Data entries

━━━━━━━━━━━━━━━━━━━━━━━━━━━━━━

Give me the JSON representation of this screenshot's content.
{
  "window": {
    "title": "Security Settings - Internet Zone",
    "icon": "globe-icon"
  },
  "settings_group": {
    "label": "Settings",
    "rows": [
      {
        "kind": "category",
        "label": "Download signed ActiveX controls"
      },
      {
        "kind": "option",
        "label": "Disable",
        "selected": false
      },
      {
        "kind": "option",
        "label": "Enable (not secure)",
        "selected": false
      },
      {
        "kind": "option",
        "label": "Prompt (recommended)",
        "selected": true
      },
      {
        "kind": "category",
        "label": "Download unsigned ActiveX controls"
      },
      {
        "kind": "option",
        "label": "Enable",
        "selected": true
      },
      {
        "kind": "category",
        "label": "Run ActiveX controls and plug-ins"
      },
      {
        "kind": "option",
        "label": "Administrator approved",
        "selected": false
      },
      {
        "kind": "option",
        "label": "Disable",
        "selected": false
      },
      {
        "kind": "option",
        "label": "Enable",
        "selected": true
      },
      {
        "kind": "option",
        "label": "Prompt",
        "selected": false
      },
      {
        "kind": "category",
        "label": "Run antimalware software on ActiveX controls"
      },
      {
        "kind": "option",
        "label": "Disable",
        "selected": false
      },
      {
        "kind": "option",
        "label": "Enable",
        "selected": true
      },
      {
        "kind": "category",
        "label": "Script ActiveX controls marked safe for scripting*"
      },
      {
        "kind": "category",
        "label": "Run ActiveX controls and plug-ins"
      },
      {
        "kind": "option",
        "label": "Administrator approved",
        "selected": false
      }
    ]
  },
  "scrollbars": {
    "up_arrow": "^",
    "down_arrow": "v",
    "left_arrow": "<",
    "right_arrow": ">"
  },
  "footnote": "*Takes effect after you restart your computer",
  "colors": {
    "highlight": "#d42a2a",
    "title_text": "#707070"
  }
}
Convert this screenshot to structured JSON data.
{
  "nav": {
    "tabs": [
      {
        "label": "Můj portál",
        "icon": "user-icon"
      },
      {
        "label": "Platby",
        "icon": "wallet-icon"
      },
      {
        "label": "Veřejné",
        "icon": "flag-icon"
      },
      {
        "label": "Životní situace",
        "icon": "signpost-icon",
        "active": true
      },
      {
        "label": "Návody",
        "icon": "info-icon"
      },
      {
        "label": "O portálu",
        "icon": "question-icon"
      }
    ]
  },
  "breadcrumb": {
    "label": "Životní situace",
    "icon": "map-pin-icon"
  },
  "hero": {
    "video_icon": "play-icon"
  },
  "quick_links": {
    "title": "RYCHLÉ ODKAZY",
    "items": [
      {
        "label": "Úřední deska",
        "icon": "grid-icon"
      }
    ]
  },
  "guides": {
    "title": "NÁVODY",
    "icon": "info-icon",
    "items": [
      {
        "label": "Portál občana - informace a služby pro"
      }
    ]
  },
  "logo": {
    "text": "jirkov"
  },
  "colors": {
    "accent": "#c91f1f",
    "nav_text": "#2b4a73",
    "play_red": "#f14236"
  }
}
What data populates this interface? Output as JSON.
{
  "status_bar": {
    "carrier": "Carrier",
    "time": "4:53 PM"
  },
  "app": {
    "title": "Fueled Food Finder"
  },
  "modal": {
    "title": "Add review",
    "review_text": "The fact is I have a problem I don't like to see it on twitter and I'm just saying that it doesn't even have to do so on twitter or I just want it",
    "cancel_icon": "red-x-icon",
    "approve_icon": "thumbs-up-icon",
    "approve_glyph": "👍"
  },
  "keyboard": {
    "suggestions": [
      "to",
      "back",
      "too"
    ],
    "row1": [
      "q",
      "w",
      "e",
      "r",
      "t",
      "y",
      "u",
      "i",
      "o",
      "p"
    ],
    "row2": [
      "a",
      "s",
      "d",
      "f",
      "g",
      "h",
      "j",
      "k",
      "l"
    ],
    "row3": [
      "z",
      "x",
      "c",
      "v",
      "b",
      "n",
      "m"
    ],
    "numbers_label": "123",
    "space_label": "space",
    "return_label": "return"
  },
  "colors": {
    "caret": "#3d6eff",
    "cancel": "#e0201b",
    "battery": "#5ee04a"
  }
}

━━━━━━━━━━━━━━━━━━━━━━━━━━━━━━

What this task involves: Scan the material above. Return every line containing the string "JSON".

Written solution:
Give me the JSON representation of this screenshot's content.
Convert this screenshot to structured JSON data.
What data populates this interface? Output as JSON.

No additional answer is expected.